◆ **TO BE DONE**: The records are to be restated in their entirety, word for word.

==== RECORD EXTRACTS

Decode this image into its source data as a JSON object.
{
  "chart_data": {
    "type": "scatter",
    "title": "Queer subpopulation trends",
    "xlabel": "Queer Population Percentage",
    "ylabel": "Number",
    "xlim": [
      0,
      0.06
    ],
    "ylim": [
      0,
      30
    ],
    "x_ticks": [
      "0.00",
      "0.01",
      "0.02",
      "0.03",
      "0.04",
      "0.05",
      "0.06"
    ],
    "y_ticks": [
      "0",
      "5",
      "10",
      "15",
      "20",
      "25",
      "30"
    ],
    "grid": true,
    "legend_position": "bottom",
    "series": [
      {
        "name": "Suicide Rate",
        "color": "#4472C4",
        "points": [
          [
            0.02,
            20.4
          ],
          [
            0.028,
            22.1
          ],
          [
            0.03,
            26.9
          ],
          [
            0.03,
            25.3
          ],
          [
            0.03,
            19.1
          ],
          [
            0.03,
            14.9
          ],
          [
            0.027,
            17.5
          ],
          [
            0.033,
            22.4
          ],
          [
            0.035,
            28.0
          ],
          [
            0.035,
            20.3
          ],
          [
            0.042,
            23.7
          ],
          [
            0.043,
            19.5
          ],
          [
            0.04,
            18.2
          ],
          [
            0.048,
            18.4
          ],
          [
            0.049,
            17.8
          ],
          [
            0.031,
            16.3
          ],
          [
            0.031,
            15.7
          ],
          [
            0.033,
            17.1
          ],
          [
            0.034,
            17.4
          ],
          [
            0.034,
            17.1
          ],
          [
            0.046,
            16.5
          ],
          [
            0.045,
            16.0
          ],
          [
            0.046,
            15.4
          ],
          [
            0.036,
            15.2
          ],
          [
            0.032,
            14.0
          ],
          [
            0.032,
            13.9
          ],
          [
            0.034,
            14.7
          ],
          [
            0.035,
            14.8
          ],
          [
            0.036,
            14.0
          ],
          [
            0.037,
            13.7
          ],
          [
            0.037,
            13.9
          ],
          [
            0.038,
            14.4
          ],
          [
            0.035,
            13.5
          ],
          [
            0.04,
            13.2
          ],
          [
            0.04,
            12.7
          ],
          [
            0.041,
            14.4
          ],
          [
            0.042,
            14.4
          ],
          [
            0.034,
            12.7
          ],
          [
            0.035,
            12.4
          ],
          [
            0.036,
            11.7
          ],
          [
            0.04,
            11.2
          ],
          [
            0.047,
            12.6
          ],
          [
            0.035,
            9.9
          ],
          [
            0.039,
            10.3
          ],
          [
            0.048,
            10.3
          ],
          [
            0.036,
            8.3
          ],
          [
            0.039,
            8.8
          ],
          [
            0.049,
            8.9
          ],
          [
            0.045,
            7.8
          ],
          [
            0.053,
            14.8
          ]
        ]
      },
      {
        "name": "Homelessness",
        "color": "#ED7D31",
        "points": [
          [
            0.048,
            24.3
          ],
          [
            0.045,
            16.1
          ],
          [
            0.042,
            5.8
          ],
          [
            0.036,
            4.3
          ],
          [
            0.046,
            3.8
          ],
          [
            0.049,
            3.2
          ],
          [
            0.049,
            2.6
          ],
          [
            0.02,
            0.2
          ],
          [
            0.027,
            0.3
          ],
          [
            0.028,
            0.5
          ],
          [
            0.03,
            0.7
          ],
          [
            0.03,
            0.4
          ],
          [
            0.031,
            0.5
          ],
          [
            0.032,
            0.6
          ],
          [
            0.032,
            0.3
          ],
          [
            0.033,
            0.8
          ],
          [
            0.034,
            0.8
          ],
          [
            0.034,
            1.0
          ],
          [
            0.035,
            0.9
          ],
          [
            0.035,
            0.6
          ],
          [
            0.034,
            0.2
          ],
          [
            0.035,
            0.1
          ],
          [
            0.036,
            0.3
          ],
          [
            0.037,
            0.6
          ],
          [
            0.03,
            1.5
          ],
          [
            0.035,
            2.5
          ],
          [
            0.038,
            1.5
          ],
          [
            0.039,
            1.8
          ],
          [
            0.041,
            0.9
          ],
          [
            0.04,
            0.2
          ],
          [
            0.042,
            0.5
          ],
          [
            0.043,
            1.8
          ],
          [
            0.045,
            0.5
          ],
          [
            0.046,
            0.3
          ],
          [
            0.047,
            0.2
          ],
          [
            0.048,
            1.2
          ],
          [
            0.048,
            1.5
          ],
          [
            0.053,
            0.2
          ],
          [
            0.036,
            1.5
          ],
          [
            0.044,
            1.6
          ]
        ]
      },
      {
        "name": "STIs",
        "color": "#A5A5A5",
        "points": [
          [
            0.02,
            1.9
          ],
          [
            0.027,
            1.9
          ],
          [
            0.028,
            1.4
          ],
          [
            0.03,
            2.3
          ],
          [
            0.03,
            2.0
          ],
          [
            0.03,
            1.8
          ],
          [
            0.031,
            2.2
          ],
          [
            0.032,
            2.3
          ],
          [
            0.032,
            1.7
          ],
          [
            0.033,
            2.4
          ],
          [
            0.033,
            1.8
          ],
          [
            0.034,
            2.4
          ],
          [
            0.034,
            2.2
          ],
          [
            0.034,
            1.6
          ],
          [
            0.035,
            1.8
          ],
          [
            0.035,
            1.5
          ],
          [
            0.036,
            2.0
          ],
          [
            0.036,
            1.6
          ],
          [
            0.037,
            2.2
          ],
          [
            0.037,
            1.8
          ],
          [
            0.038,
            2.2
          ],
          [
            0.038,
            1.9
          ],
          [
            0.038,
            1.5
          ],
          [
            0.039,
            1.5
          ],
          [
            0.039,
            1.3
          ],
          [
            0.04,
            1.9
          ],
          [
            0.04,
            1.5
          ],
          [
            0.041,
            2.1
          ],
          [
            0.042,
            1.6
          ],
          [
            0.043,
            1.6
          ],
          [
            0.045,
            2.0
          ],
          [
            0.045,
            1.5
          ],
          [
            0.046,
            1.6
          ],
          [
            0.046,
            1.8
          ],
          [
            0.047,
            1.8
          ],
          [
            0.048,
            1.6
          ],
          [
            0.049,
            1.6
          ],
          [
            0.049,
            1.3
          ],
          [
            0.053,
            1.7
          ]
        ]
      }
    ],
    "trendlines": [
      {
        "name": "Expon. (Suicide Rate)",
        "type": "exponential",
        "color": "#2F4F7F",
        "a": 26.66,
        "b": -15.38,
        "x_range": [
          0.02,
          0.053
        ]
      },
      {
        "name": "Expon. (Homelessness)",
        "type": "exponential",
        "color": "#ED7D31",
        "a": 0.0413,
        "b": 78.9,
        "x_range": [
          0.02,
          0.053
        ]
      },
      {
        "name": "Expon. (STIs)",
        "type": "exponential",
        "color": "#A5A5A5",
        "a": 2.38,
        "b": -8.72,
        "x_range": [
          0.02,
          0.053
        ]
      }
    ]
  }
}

========

◆ **THE RESPONSE**:
Decode this image into its source data as a JSON object.
{
  "chart_data": {
    "type": "scatter",
    "title": "Queer subpopulation trends",
    "xlabel": "Queer Population Percentage",
    "ylabel": "Number",
    "xlim": [
      0,
      0.06
    ],
    "ylim": [
      0,
      30
    ],
    "x_ticks": [
      "0.00",
      "0.01",
      "0.02",
      "0.03",
      "0.04",
      "0.05",
      "0.06"
    ],
    "y_ticks": [
      "0",
      "5",
      "10",
      "15",
      "20",
      "25",
      "30"
    ],
    "grid": true,
    "legend_position": "bottom",
    "series": [
      {
        "name": "Suicide Rate",
        "color": "#4472C4",
        "points": [
          [
            0.02,
            20.4
          ],
          [
            0.028,
            22.1
          ],
          [
            0.03,
            26.9
          ],
          [
            0.03,
            25.3
          ],
          [
            0.03,
            19.1
          ],
          [
            0.03,
            14.9
          ],
          [
            0.027,
            17.5
          ],
          [
            0.033,
            22.4
          ],
          [
            0.035,
            28.0
          ],
          [
            0.035,
            20.3
          ],
          [
            0.042,
            23.7
          ],
          [
            0.043,
            19.5
          ],
          [
            0.04,
            18.2
          ],
          [
            0.048,
            18.4
          ],
          [
            0.049,
            17.8
          ],
          [
            0.031,
            16.3
          ],
          [
            0.031,
            15.7
          ],
          [
            0.033,
            17.1
          ],
          [
            0.034,
            17.4
          ],
          [
            0.034,
            17.1
          ],
          [
            0.046,
            16.5
          ],
          [
            0.045,
            16.0
          ],
          [
            0.046,
            15.4
          ],
          [
            0.036,
            15.2
          ],
          [
            0.032,
            14.0
          ],
          [
            0.032,
            13.9
          ],
          [
            0.034,
            14.7
          ],
          [
            0.035,
            14.8
          ],
          [
            0.036,
            14.0
          ],
          [
            0.037,
            13.7
          ],
          [
            0.037,
            13.9
          ],
          [
            0.038,
            14.4
          ],
          [
            0.035,
            13.5
          ],
          [
            0.04,
            13.2
          ],
          [
            0.04,
            12.7
          ],
          [
            0.041,
            14.4
          ],
          [
            0.042,
            14.4
          ],
          [
            0.034,
            12.7
          ],
          [
            0.035,
            12.4
          ],
          [
            0.036,
            11.7
          ],
          [
            0.04,
            11.2
          ],
          [
            0.047,
            12.6
          ],
          [
            0.035,
            9.9
          ],
          [
            0.039,
            10.3
          ],
          [
            0.048,
            10.3
          ],
          [
            0.036,
            8.3
          ],
          [
            0.039,
            8.8
          ],
          [
            0.049,
            8.9
          ],
          [
            0.045,
            7.8
          ],
          [
            0.053,
            14.8
          ]
        ]
      },
      {
        "name": "Homelessness",
        "color": "#ED7D31",
        "points": [
          [
            0.048,
            24.3
          ],
          [
            0.045,
            16.1
          ],
          [
            0.042,
            5.8
          ],
          [
            0.036,
            4.3
          ],
          [
            0.046,
            3.8
          ],
          [
            0.049,
            3.2
          ],
          [
            0.049,
            2.6
          ],
          [
            0.02,
            0.2
          ],
          [
            0.027,
            0.3
          ],
          [
            0.028,
            0.5
          ],
          [
            0.03,
            0.7
          ],
          [
            0.03,
            0.4
          ],
          [
            0.031,
            0.5
          ],
          [
            0.032,
            0.6
          ],
          [
            0.032,
            0.3
          ],
          [
            0.033,
            0.8
          ],
          [
            0.034,
            0.8
          ],
          [
            0.034,
            1.0
          ],
          [
            0.035,
            0.9
          ],
          [
            0.035,
            0.6
          ],
          [
            0.034,
            0.2
          ],
          [
            0.035,
            0.1
          ],
          [
            0.036,
            0.3
          ],
          [
            0.037,
            0.6
          ],
          [
            0.03,
            1.5
          ],
          [
            0.035,
            2.5
          ],
          [
            0.038,
            1.5
          ],
          [
            0.039,
            1.8
          ],
          [
            0.041,
            0.9
          ],
          [
            0.04,
            0.2
          ],
          [
            0.042,
            0.5
          ],
          [
            0.043,
            1.8
          ],
          [
            0.045,
            0.5
          ],
          [
            0.046,
            0.3
          ],
          [
            0.047,
            0.2
          ],
          [
            0.048,
            1.2
          ],
          [
            0.048,
            1.5
          ],
          [
            0.053,
            0.2
          ],
          [
            0.036,
            1.5
          ],
          [
            0.044,
            1.6
          ]
        ]
      },
      {
        "name": "STIs",
        "color": "#A5A5A5",
        "points": [
          [
            0.02,
            1.9
          ],
          [
            0.027,
            1.9
          ],
          [
            0.028,
            1.4
          ],
          [
            0.03,
            2.3
          ],
          [
            0.03,
            2.0
          ],
          [
            0.03,
            1.8
          ],
          [
            0.031,
            2.2
          ],
          [
            0.032,
            2.3
          ],
          [
            0.032,
            1.7
          ],
          [
            0.033,
            2.4
          ],
          [
            0.033,
            1.8
          ],
          [
            0.034,
            2.4
          ],
          [
            0.034,
            2.2
          ],
          [
            0.034,
            1.6
          ],
          [
            0.035,
            1.8
          ],
          [
            0.035,
            1.5
          ],
          [
            0.036,
            2.0
          ],
          [
            0.036,
            1.6
          ],
          [
            0.037,
            2.2
          ],
          [
            0.037,
            1.8
          ],
          [
            0.038,
            2.2
          ],
          [
            0.038,
            1.9
          ],
          [
            0.038,
            1.5
          ],
          [
            0.039,
            1.5
          ],
          [
            0.039,
            1.3
          ],
          [
            0.04,
            1.9
          ],
          [
            0.04,
            1.5
          ],
          [
            0.041,
            2.1
          ],
          [
            0.042,
            1.6
          ],
          [
            0.043,
            1.6
          ],
          [
            0.045,
            2.0
          ],
          [
            0.045,
            1.5
          ],
          [
            0.046,
            1.6
          ],
          [
            0.046,
            1.8
          ],
          [
            0.047,
            1.8
          ],
          [
            0.048,
            1.6
          ],
          [
            0.049,
            1.6
          ],
          [
            0.049,
            1.3
          ],
          [
            0.053,
            1.7
          ]
        ]
      }
    ],
    "trendlines": [
      {
        "name": "Expon. (Suicide Rate)",
        "type": "exponential",
        "color": "#2F4F7F",
        "a": 26.66,
        "b": -15.38,
        "x_range": [
          0.02,
          0.053
        ]
      },
      {
        "name": "Expon. (Homelessness)",
        "type": "exponential",
        "color": "#ED7D31",
        "a": 0.0413,
        "b": 78.9,
        "x_range": [
          0.02,
          0.053
        ]
      },
      {
        "name": "Expon. (STIs)",
        "type": "exponential",
        "color": "#A5A5A5",
        "a": 2.38,
        "b": -8.72,
        "x_range": [
          0.02,
          0.053
        ]
      }
    ]
  }
}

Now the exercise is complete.